## EXTRAIT DU DOCUMENT
┌──

Zbyslaw Adamus, directeur du CIO de Verdun et vice-président de l'Association nationale des directeurs de CIO (AND-CIO)

“Les CIO constituent une des bases fondamentales de l'organisation du service public de l'orientation"

Par - Le 01 juin 2011.

Que pensez-vous du cahier des charges tel que précisé par l'arrêté du 4 mai ? Certains points posent-ils problème aux CIO ?

Pour ce qui est des critères de qualité des activités d'orientation proposées et des critères généraux de qualité des services rendus, les CIO répondent globalement aux caractéristiques des paragraphes 1 à 23. Pour ce qui est de l'organisation, il s'agira d'institutionnaliser et de développer des partenariats qui existent déjà, à des degrés divers selon les endroits. Mais globalement, il n'y a rien de rédhibitoire : des travaux d'accessibilité aux personnes handicapées seront parfois nécessaires et il faudra procéder à quelques ajustements, en matière de communication notamment. Nous n'avons par exemple pas de livret d'accueil précisant “les modalités d'accès et de délivrance du service", mais des affiches ; il suffira d'en décliner le contenu…

Vous êtes surtout connus sur le champ de la formation initiale, accueillez-vous d'autre type de public ?

└──

## CONSIGNE 1
Recopiez à l'identique les lignes des enregistrements, depuis celle qui contient "mute-switch — [24, 250, 34, 320]" jusqu'à celle qui contient "chat-icon — [773, 425, 806, 450]", celle-ci incluse.
L'entretien et les enregistrements n'ont aucun lien entre eux.

## DONNÉES DE TRAVAIL
┌──

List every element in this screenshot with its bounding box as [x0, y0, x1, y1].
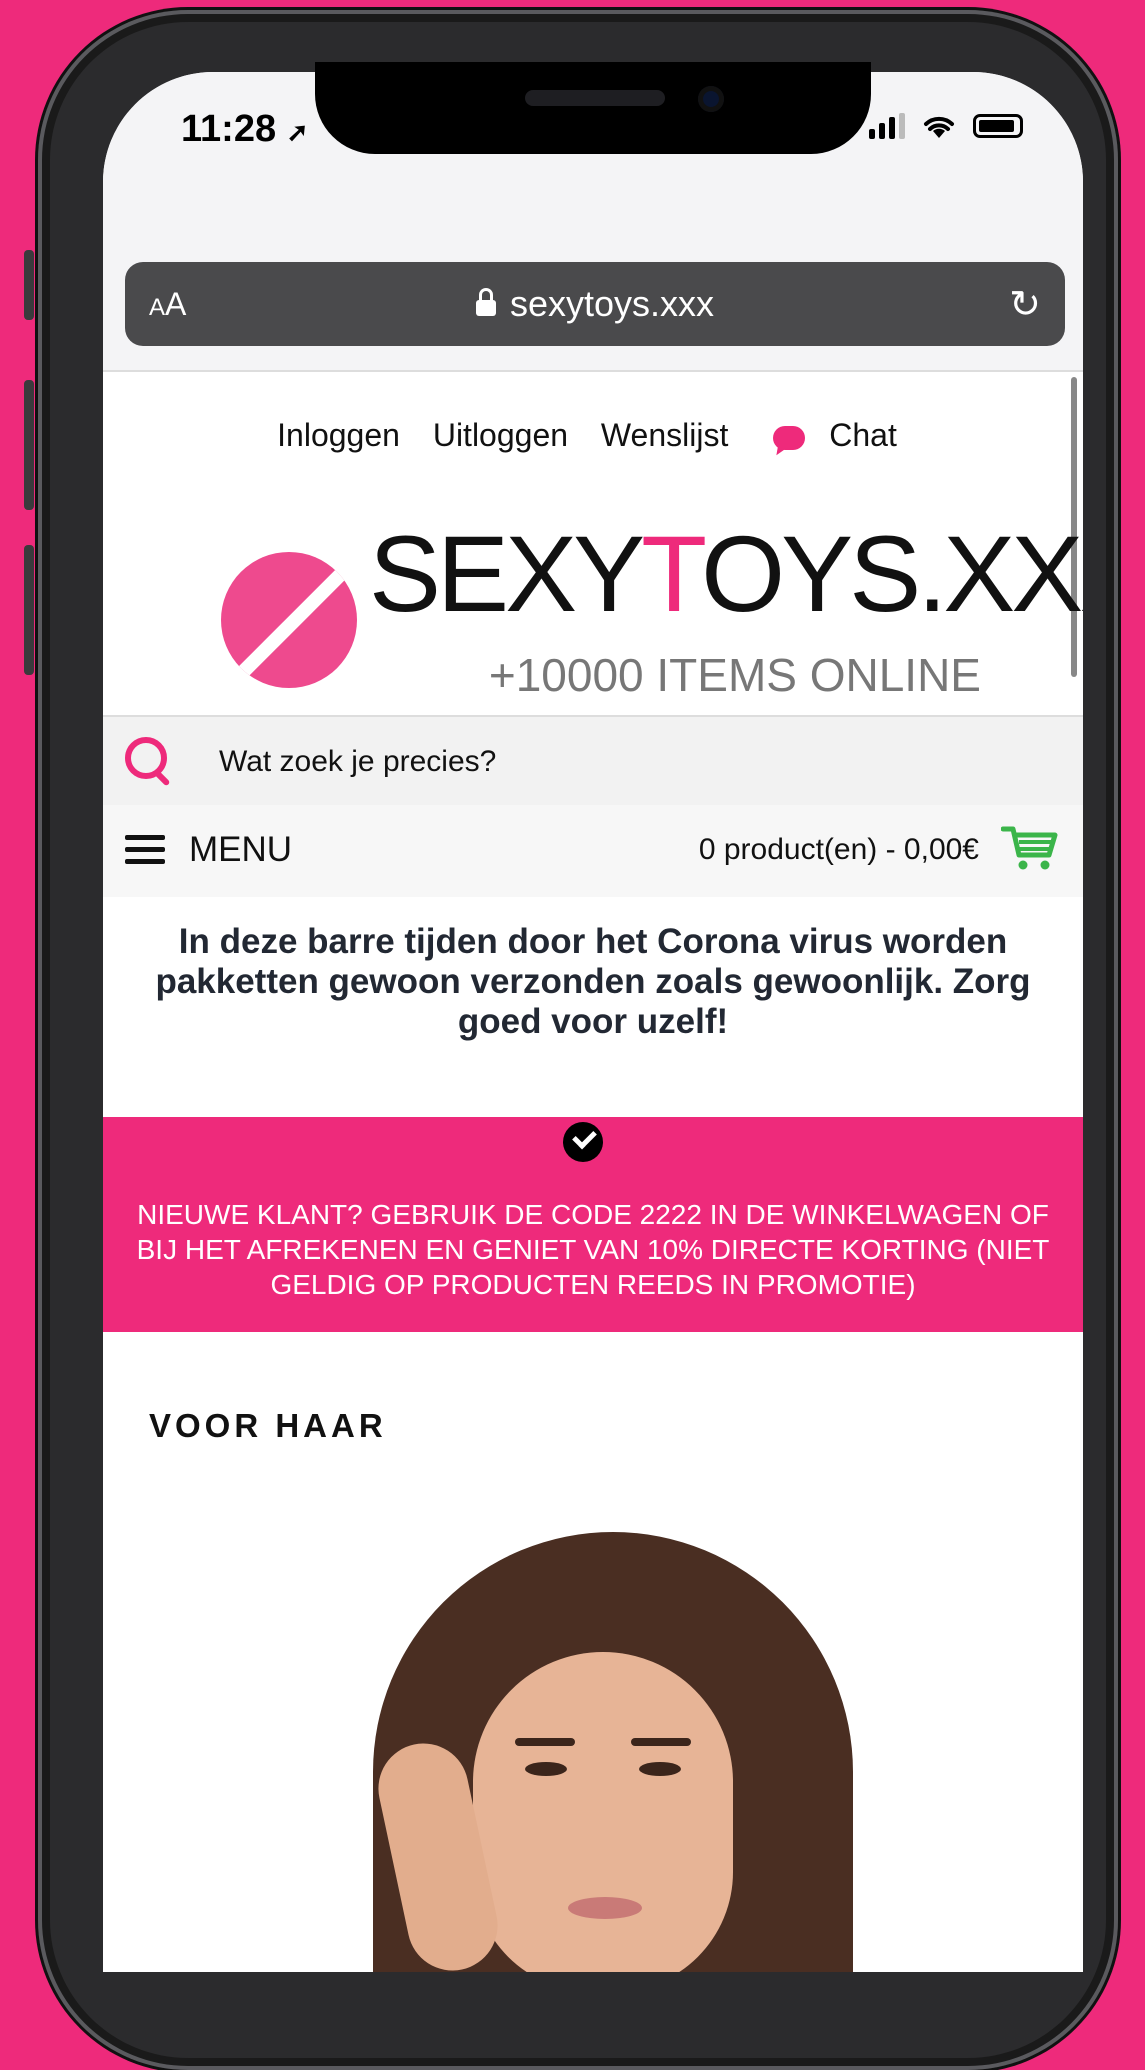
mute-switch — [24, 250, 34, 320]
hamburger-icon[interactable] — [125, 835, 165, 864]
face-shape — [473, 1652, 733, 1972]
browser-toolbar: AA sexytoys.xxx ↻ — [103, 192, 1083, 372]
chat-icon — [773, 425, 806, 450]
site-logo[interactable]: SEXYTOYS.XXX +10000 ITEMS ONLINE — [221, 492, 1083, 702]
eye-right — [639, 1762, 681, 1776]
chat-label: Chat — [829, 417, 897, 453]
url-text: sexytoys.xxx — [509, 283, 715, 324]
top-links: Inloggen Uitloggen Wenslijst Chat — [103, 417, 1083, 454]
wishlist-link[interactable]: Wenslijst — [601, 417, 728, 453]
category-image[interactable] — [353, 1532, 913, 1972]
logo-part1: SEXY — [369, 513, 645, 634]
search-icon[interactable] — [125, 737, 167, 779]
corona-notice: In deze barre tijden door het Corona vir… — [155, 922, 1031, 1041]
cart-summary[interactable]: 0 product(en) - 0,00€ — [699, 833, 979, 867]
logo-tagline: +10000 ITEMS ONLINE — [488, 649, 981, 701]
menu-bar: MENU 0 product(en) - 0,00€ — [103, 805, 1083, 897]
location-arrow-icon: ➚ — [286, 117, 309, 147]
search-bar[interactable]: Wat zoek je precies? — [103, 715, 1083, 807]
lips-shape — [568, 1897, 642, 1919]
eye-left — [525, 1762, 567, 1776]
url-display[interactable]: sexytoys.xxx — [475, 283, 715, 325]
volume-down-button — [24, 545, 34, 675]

└──

## CONSIGNE 2
Reproduisez fidèlement le passage de l'entretien sur les CIO, de "Zbyslaw Adamus, directeur" jusqu'à "problème aux CIO ?" inclus.

## RÉPONSE FINALE 1
mute-switch — [24, 250, 34, 320]
hamburger-icon[interactable] — [125, 835, 165, 864]
face-shape — [473, 1652, 733, 1972]
browser-toolbar: AA sexytoys.xxx ↻ — [103, 192, 1083, 372]
chat-icon — [773, 425, 806, 450]

## RÉPONSE FINALE 2
Zbyslaw Adamus, directeur du CIO de Verdun et vice-président de l'Association nationale des directeurs de CIO (AND-CIO)

“Les CIO constituent une des bases fondamentales de l'organisation du service public de l'orientation"

Par - Le 01 juin 2011.

Que pensez-vous du cahier des charges tel que précisé par l'arrêté du 4 mai ? Certains points posent-ils problème aux CIO ?